• EXERCISE DETAILS: In the Aintree racing article, which engine did the Longbacon Mk. II use?

• TEXT SEGMENT:
——
A Grand Touring Day



The Assistant Editor Spends a Day at Aintree with Abarth, Lotus and M.G

THE name Longbacon has probably puzzled racegoers over the past couple of years, and those who know that the word is a Yorkshire term denoting mild derision are probably still wondering what it has to do with motor racing. So are we! But perhaps it has something to do with the fact that the Longbacon Mk. II poked fun at the regulations in the 1,000-c.c. class by using a Coventry-Climax engine. The regulations said that cross-flow heads were barred but omitted to mention that overhead camshafts were also barred, so for a season the bright red coupé on the Lotus Eleven chassis did very well until it crashed at Aintree, the Longbacon’s home circuit, as the team’s headquarters are nearby. Prior to the use of the coupé the team raced a Lotus Seven-based car which was considerably modified, and thus a new name was considered desirable. This car had considerable success, winning six races in a row during 1959 and together with the coupé a total of twelve wins, four seconds and fourteen third places were gained in the 1959 and 1960 seasons.
——
Rows from a layout dataset:

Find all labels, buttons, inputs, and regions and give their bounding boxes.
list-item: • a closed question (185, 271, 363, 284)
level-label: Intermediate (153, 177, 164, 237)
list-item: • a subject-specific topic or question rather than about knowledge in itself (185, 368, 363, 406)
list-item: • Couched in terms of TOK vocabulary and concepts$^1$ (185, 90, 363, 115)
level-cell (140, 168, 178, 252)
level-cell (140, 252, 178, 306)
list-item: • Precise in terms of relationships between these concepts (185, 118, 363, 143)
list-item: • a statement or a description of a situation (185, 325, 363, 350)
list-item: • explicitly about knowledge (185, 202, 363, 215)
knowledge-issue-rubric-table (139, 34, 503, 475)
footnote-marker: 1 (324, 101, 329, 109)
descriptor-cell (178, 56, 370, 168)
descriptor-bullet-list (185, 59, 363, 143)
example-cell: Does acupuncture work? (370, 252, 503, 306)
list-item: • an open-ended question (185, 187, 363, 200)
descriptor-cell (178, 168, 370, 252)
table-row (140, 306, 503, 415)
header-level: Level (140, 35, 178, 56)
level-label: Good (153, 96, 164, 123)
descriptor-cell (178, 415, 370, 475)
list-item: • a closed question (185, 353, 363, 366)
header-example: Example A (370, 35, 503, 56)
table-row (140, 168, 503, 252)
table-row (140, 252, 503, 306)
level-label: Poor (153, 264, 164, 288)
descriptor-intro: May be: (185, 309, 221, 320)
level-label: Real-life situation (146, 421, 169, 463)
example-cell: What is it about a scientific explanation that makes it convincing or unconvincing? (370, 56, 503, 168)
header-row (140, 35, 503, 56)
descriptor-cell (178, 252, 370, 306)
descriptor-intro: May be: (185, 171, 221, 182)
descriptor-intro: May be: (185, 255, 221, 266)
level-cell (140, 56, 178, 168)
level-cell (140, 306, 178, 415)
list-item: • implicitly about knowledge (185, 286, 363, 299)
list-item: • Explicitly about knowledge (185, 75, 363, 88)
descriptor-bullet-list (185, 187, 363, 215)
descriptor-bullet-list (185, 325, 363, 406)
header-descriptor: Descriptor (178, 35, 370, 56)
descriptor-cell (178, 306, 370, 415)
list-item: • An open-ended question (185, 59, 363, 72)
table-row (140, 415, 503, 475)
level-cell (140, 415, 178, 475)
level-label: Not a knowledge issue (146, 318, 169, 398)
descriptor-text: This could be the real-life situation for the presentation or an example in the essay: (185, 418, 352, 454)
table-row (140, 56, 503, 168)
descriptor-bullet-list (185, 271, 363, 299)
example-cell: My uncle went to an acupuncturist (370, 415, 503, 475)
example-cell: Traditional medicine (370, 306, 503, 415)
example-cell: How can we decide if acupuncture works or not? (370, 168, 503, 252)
——
• SOLUTION: A Coventry-Climax engine.